Problem: Leave out every picture, and return exactly the lines from the line containing "Read all visible content and emit it as JSON." through the end of the records below, both inclusive.

Data shown:
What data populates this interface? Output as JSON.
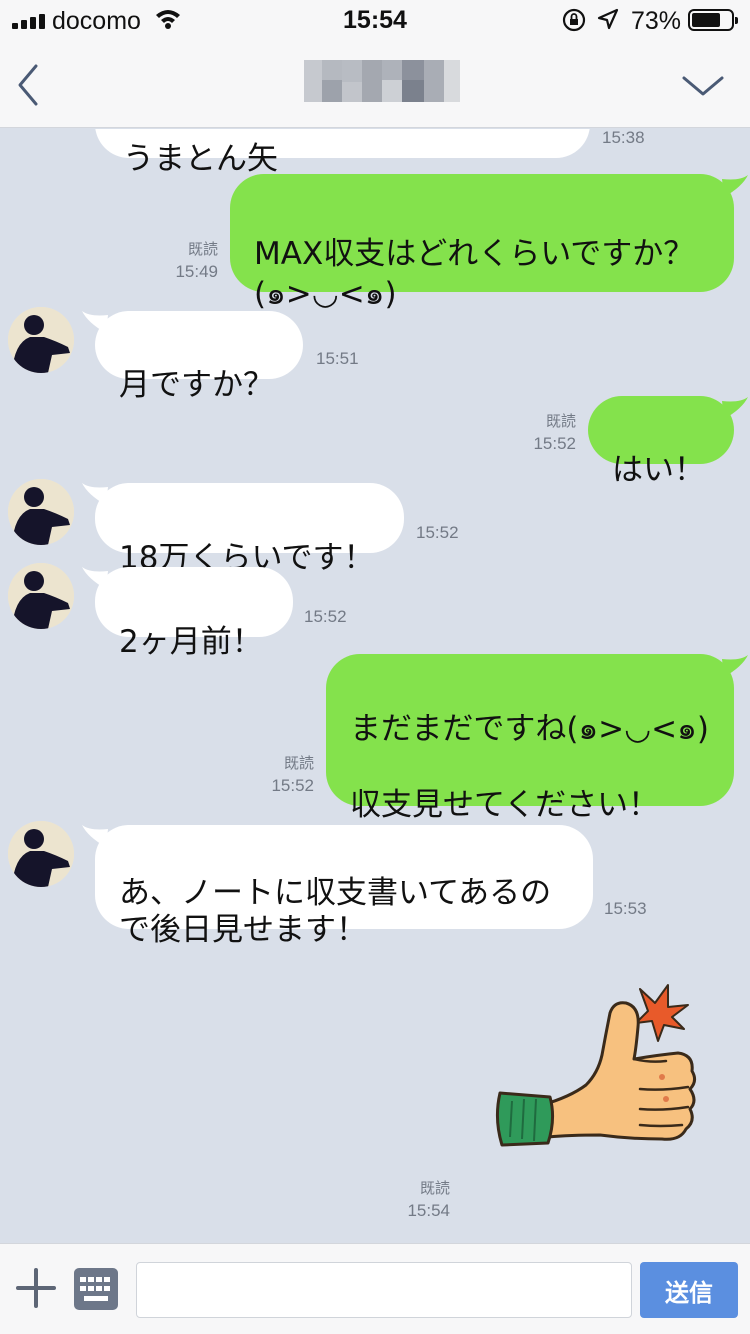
{
  "status_bar": {
    "carrier": "docomo",
    "time": "15:54",
    "battery": "73%",
    "battery_level": 0.73
  },
  "header": {
    "back_icon": "chevron-left-icon",
    "menu_icon": "chevron-down-icon"
  },
  "messages": [
    {
      "side": "in",
      "text": "うまとん矢",
      "time": "15:38",
      "read": ""
    },
    {
      "side": "out",
      "text": "MAX収支はどれくらいですか？\n(๑>◡<๑)",
      "time": "15:49",
      "read": "既読"
    },
    {
      "side": "in",
      "text": "月ですか？",
      "time": "15:51",
      "read": ""
    },
    {
      "side": "out",
      "text": "はい！",
      "time": "15:52",
      "read": "既読"
    },
    {
      "side": "in",
      "text": "18万くらいです！",
      "time": "15:52",
      "read": ""
    },
    {
      "side": "in",
      "text": "2ヶ月前！",
      "time": "15:52",
      "read": ""
    },
    {
      "side": "out",
      "text": "まだまだですね(๑>◡<๑)\n\n収支見せてください！",
      "time": "15:52",
      "read": "既読"
    },
    {
      "side": "in",
      "text": "あ、ノートに収支書いてあるの\nで後日見せます！",
      "time": "15:53",
      "read": ""
    },
    {
      "side": "out",
      "type": "sticker",
      "sticker": "thumbs-up-sticker",
      "time": "15:54",
      "read": "既読"
    }
  ],
  "input_bar": {
    "plus_icon": "plus-icon",
    "keyboard_icon": "keyboard-icon",
    "placeholder": "",
    "send_label": "送信"
  },
  "colors": {
    "chat_background": "#d9dfe9",
    "outgoing_bubble": "#84e24c",
    "incoming_bubble": "#ffffff",
    "send_button": "#5b8fe0"
  }
}
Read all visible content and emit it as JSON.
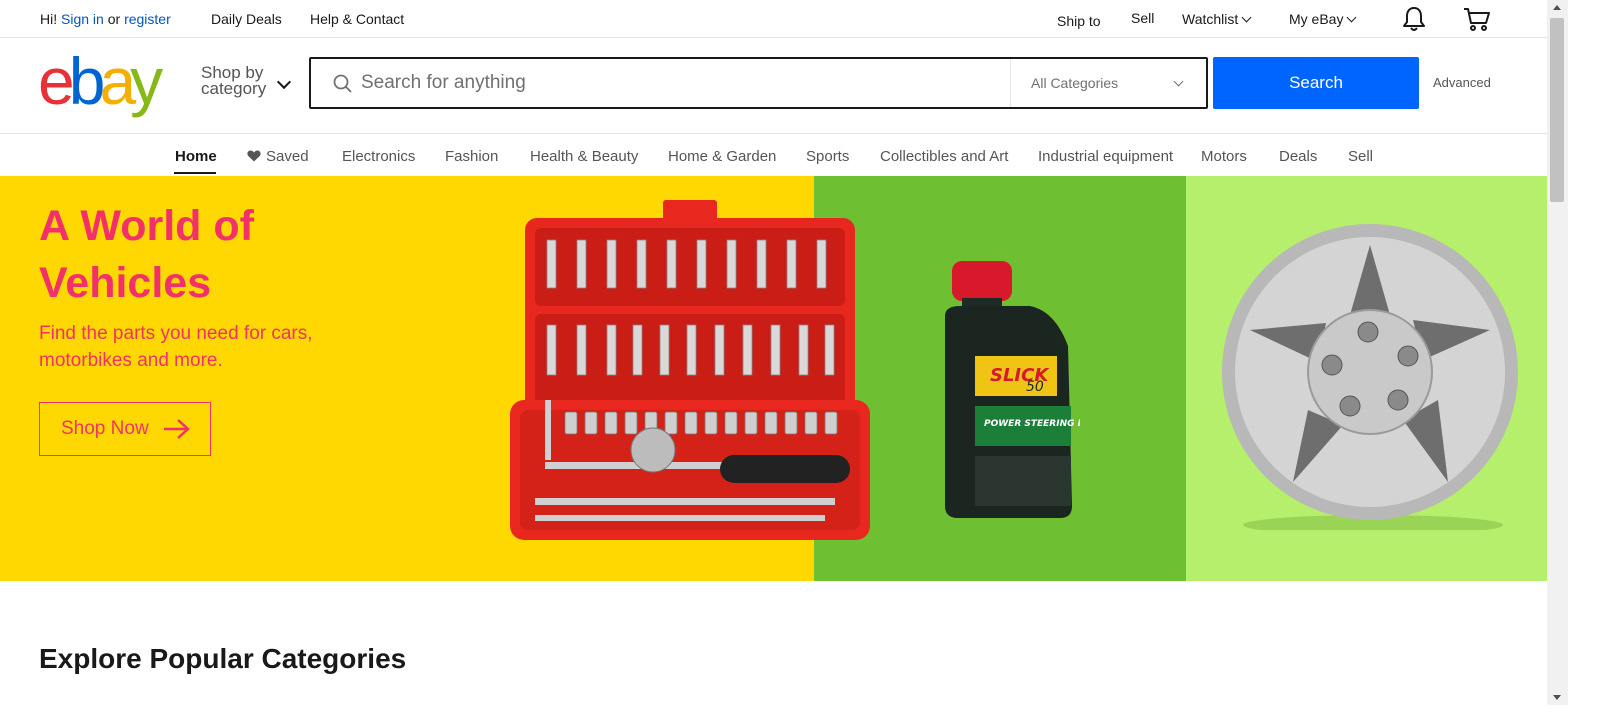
{
  "topbar": {
    "greeting": "Hi!",
    "sign_in": "Sign in",
    "or": "or",
    "register": "register",
    "daily_deals": "Daily Deals",
    "help_contact": "Help & Contact",
    "ship_to": "Ship to",
    "sell": "Sell",
    "watchlist": "Watchlist",
    "my_ebay": "My eBay",
    "notifications_icon": "bell-icon",
    "cart_icon": "cart-icon"
  },
  "header": {
    "logo": "ebay",
    "shop_by_line1": "Shop by",
    "shop_by_line2": "category",
    "search_placeholder": "Search for anything",
    "search_value": "",
    "category_selected": "All Categories",
    "search_button": "Search",
    "advanced": "Advanced"
  },
  "nav": {
    "items": [
      {
        "label": "Home",
        "active": true
      },
      {
        "label": "Saved"
      },
      {
        "label": "Electronics"
      },
      {
        "label": "Fashion"
      },
      {
        "label": "Health & Beauty"
      },
      {
        "label": "Home & Garden"
      },
      {
        "label": "Sports"
      },
      {
        "label": "Collectibles and Art"
      },
      {
        "label": "Industrial equipment"
      },
      {
        "label": "Motors"
      },
      {
        "label": "Deals"
      },
      {
        "label": "Sell"
      }
    ]
  },
  "hero": {
    "title": "A World of Vehicles",
    "subtitle": "Find the parts you need for cars, motorbikes and more.",
    "cta": "Shop Now",
    "bottle_brand": "SLICK",
    "bottle_number": "50",
    "bottle_product": "POWER STEERING FLUID",
    "colors": {
      "yellow": "#fed800",
      "green": "#6fbf33",
      "lime": "#b5ef6b",
      "accent": "#f2316b"
    }
  },
  "sections": {
    "explore_title": "Explore Popular Categories"
  },
  "colors": {
    "link": "#0654ba",
    "search_button": "#0064ff"
  }
}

Result of this exercise:
Read all visible content and emit it as JSON.
{
  "topbar": {
    "greeting": "Hi!",
    "sign_in": "Sign in",
    "or": "or",
    "register": "register",
    "daily_deals": "Daily Deals",
    "help_contact": "Help & Contact",
    "ship_to": "Ship to",
    "sell": "Sell",
    "watchlist": "Watchlist",
    "my_ebay": "My eBay",
    "notifications_icon": "bell-icon",
    "cart_icon": "cart-icon"
  },
  "header": {
    "logo": "ebay",
    "shop_by_line1": "Shop by",
    "shop_by_line2": "category",
    "search_placeholder": "Search for anything",
    "search_value": "",
    "category_selected": "All Categories",
    "search_button": "Search",
    "advanced": "Advanced"
  },
  "nav": {
    "items": [
      {
        "label": "Home",
        "active": true
      },
      {
        "label": "Saved"
      },
      {
        "label": "Electronics"
      },
      {
        "label": "Fashion"
      },
      {
        "label": "Health & Beauty"
      },
      {
        "label": "Home & Garden"
      },
      {
        "label": "Sports"
      },
      {
        "label": "Collectibles and Art"
      },
      {
        "label": "Industrial equipment"
      },
      {
        "label": "Motors"
      },
      {
        "label": "Deals"
      },
      {
        "label": "Sell"
      }
    ]
  },
  "hero": {
    "title": "A World of Vehicles",
    "subtitle": "Find the parts you need for cars, motorbikes and more.",
    "cta": "Shop Now",
    "bottle_brand": "SLICK",
    "bottle_number": "50",
    "bottle_product": "POWER STEERING FLUID",
    "colors": {
      "yellow": "#fed800",
      "green": "#6fbf33",
      "lime": "#b5ef6b",
      "accent": "#f2316b"
    }
  },
  "sections": {
    "explore_title": "Explore Popular Categories"
  },
  "colors": {
    "link": "#0654ba",
    "search_button": "#0064ff"
  }
}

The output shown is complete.